* **Data supplied**:
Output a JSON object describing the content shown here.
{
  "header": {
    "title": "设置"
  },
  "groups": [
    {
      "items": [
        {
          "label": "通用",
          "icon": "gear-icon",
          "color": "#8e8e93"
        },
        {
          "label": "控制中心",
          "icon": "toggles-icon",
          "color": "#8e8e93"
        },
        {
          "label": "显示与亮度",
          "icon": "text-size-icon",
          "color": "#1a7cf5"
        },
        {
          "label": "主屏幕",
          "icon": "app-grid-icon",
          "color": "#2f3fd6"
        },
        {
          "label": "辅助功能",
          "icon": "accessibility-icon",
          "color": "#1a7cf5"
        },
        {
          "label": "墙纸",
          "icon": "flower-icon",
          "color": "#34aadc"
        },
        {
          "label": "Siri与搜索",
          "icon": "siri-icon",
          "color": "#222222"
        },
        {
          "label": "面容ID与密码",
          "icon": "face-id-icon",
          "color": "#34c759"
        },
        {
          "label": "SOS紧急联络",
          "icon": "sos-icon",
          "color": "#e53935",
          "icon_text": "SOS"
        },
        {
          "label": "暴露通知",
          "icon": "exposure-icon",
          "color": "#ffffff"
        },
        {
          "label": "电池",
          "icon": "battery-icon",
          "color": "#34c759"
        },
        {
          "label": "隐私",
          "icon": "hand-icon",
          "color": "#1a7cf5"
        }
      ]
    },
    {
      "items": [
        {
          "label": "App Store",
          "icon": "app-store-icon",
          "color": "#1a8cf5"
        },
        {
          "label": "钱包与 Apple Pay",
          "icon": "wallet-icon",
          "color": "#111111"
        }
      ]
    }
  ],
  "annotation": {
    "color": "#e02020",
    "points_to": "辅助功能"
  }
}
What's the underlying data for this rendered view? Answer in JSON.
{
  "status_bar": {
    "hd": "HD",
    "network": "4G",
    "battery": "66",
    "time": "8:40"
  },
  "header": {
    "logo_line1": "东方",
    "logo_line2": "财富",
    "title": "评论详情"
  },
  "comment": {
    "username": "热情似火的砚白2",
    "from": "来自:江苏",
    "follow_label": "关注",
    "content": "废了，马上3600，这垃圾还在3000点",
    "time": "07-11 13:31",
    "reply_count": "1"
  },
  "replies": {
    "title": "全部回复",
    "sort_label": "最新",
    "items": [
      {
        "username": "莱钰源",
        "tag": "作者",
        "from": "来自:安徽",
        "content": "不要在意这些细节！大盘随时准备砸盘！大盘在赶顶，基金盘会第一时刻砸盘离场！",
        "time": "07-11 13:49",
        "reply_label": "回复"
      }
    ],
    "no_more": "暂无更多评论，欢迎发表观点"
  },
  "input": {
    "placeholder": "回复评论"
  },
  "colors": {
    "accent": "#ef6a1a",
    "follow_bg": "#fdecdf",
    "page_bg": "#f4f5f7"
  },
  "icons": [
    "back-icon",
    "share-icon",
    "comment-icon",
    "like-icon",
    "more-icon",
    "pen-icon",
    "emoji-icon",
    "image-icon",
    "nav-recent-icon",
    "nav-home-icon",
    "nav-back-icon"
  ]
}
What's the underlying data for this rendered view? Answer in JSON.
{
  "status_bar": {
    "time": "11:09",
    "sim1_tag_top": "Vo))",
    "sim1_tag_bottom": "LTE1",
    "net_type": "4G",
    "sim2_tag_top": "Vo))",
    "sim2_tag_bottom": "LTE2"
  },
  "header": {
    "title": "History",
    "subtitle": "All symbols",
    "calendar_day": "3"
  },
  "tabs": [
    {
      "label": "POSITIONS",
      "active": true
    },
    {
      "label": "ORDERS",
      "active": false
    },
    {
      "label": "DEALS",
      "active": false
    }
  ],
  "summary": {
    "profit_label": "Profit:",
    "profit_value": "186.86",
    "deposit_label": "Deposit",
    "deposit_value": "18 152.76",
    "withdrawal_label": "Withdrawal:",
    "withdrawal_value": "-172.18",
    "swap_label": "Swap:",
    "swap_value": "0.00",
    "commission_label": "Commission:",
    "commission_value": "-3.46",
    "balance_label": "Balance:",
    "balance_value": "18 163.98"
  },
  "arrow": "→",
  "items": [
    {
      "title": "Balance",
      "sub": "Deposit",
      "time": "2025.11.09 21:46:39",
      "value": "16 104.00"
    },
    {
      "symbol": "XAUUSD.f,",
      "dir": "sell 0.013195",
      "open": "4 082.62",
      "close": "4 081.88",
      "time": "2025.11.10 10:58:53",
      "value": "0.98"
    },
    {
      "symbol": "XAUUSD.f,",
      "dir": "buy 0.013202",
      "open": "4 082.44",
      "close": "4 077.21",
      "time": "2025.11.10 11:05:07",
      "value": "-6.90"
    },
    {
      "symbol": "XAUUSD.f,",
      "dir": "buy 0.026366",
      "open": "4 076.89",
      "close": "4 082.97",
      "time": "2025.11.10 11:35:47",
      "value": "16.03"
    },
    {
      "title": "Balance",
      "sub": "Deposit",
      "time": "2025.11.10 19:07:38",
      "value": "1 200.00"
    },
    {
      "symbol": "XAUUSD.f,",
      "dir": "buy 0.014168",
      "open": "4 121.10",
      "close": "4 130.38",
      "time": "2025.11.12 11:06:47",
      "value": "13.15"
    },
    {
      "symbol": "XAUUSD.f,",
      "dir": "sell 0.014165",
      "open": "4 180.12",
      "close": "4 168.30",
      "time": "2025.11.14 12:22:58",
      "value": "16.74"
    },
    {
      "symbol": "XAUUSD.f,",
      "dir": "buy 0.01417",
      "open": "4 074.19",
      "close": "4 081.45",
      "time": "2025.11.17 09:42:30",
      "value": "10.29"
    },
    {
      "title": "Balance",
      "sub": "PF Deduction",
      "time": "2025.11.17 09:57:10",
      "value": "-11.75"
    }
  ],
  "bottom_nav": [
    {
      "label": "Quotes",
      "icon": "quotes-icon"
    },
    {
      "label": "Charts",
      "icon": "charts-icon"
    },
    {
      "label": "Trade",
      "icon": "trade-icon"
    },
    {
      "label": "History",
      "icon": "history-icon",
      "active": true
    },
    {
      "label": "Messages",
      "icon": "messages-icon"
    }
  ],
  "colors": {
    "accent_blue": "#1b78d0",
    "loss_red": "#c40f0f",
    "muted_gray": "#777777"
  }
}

* **Required work**:
Your task is to repeat the data exactly; please include every line.

* **Response**:
Output a JSON object describing the content shown here.
{
  "header": {
    "title": "设置"
  },
  "groups": [
    {
      "items": [
        {
          "label": "通用",
          "icon": "gear-icon",
          "color": "#8e8e93"
        },
        {
          "label": "控制中心",
          "icon": "toggles-icon",
          "color": "#8e8e93"
        },
        {
          "label": "显示与亮度",
          "icon": "text-size-icon",
          "color": "#1a7cf5"
        },
        {
          "label": "主屏幕",
          "icon": "app-grid-icon",
          "color": "#2f3fd6"
        },
        {
          "label": "辅助功能",
          "icon": "accessibility-icon",
          "color": "#1a7cf5"
        },
        {
          "label": "墙纸",
          "icon": "flower-icon",
          "color": "#34aadc"
        },
        {
          "label": "Siri与搜索",
          "icon": "siri-icon",
          "color": "#222222"
        },
        {
          "label": "面容ID与密码",
          "icon": "face-id-icon",
          "color": "#34c759"
        },
        {
          "label": "SOS紧急联络",
          "icon": "sos-icon",
          "color": "#e53935",
          "icon_text": "SOS"
        },
        {
          "label": "暴露通知",
          "icon": "exposure-icon",
          "color": "#ffffff"
        },
        {
          "label": "电池",
          "icon": "battery-icon",
          "color": "#34c759"
        },
        {
          "label": "隐私",
          "icon": "hand-icon",
          "color": "#1a7cf5"
        }
      ]
    },
    {
      "items": [
        {
          "label": "App Store",
          "icon": "app-store-icon",
          "color": "#1a8cf5"
        },
        {
          "label": "钱包与 Apple Pay",
          "icon": "wallet-icon",
          "color": "#111111"
        }
      ]
    }
  ],
  "annotation": {
    "color": "#e02020",
    "points_to": "辅助功能"
  }
}
What's the underlying data for this rendered view? Answer in JSON.
{
  "status_bar": {
    "hd": "HD",
    "network": "4G",
    "battery": "66",
    "time": "8:40"
  },
  "header": {
    "logo_line1": "东方",
    "logo_line2": "财富",
    "title": "评论详情"
  },
  "comment": {
    "username": "热情似火的砚白2",
    "from": "来自:江苏",
    "follow_label": "关注",
    "content": "废了，马上3600，这垃圾还在3000点",
    "time": "07-11 13:31",
    "reply_count": "1"
  },
  "replies": {
    "title": "全部回复",
    "sort_label": "最新",
    "items": [
      {
        "username": "莱钰源",
        "tag": "作者",
        "from": "来自:安徽",
        "content": "不要在意这些细节！大盘随时准备砸盘！大盘在赶顶，基金盘会第一时刻砸盘离场！",
        "time": "07-11 13:49",
        "reply_label": "回复"
      }
    ],
    "no_more": "暂无更多评论，欢迎发表观点"
  },
  "input": {
    "placeholder": "回复评论"
  },
  "colors": {
    "accent": "#ef6a1a",
    "follow_bg": "#fdecdf",
    "page_bg": "#f4f5f7"
  },
  "icons": [
    "back-icon",
    "share-icon",
    "comment-icon",
    "like-icon",
    "more-icon",
    "pen-icon",
    "emoji-icon",
    "image-icon",
    "nav-recent-icon",
    "nav-home-icon",
    "nav-back-icon"
  ]
}
What's the underlying data for this rendered view? Answer in JSON.
{
  "status_bar": {
    "time": "11:09",
    "sim1_tag_top": "Vo))",
    "sim1_tag_bottom": "LTE1",
    "net_type": "4G",
    "sim2_tag_top": "Vo))",
    "sim2_tag_bottom": "LTE2"
  },
  "header": {
    "title": "History",
    "subtitle": "All symbols",
    "calendar_day": "3"
  },
  "tabs": [
    {
      "label": "POSITIONS",
      "active": true
    },
    {
      "label": "ORDERS",
      "active": false
    },
    {
      "label": "DEALS",
      "active": false
    }
  ],
  "summary": {
    "profit_label": "Profit:",
    "profit_value": "186.86",
    "deposit_label": "Deposit",
    "deposit_value": "18 152.76",
    "withdrawal_label": "Withdrawal:",
    "withdrawal_value": "-172.18",
    "swap_label": "Swap:",
    "swap_value": "0.00",
    "commission_label": "Commission:",
    "commission_value": "-3.46",
    "balance_label": "Balance:",
    "balance_value": "18 163.98"
  },
  "arrow": "→",
  "items": [
    {
      "title": "Balance",
      "sub": "Deposit",
      "time": "2025.11.09 21:46:39",
      "value": "16 104.00"
    },
    {
      "symbol": "XAUUSD.f,",
      "dir": "sell 0.013195",
      "open": "4 082.62",
      "close": "4 081.88",
      "time": "2025.11.10 10:58:53",
      "value": "0.98"
    },
    {
      "symbol": "XAUUSD.f,",
      "dir": "buy 0.013202",
      "open": "4 082.44",
      "close": "4 077.21",
      "time": "2025.11.10 11:05:07",
      "value": "-6.90"
    },
    {
      "symbol": "XAUUSD.f,",
      "dir": "buy 0.026366",
      "open": "4 076.89",
      "close": "4 082.97",
      "time": "2025.11.10 11:35:47",
      "value": "16.03"
    },
    {
      "title": "Balance",
      "sub": "Deposit",
      "time": "2025.11.10 19:07:38",
      "value": "1 200.00"
    },
    {
      "symbol": "XAUUSD.f,",
      "dir": "buy 0.014168",
      "open": "4 121.10",
      "close": "4 130.38",
      "time": "2025.11.12 11:06:47",
      "value": "13.15"
    },
    {
      "symbol": "XAUUSD.f,",
      "dir": "sell 0.014165",
      "open": "4 180.12",
      "close": "4 168.30",
      "time": "2025.11.14 12:22:58",
      "value": "16.74"
    },
    {
      "symbol": "XAUUSD.f,",
      "dir": "buy 0.01417",
      "open": "4 074.19",
      "close": "4 081.45",
      "time": "2025.11.17 09:42:30",
      "value": "10.29"
    },
    {
      "title": "Balance",
      "sub": "PF Deduction",
      "time": "2025.11.17 09:57:10",
      "value": "-11.75"
    }
  ],
  "bottom_nav": [
    {
      "label": "Quotes",
      "icon": "quotes-icon"
    },
    {
      "label": "Charts",
      "icon": "charts-icon"
    },
    {
      "label": "Trade",
      "icon": "trade-icon"
    },
    {
      "label": "History",
      "icon": "history-icon",
      "active": true
    },
    {
      "label": "Messages",
      "icon": "messages-icon"
    }
  ],
  "colors": {
    "accent_blue": "#1b78d0",
    "loss_red": "#c40f0f",
    "muted_gray": "#777777"
  }
}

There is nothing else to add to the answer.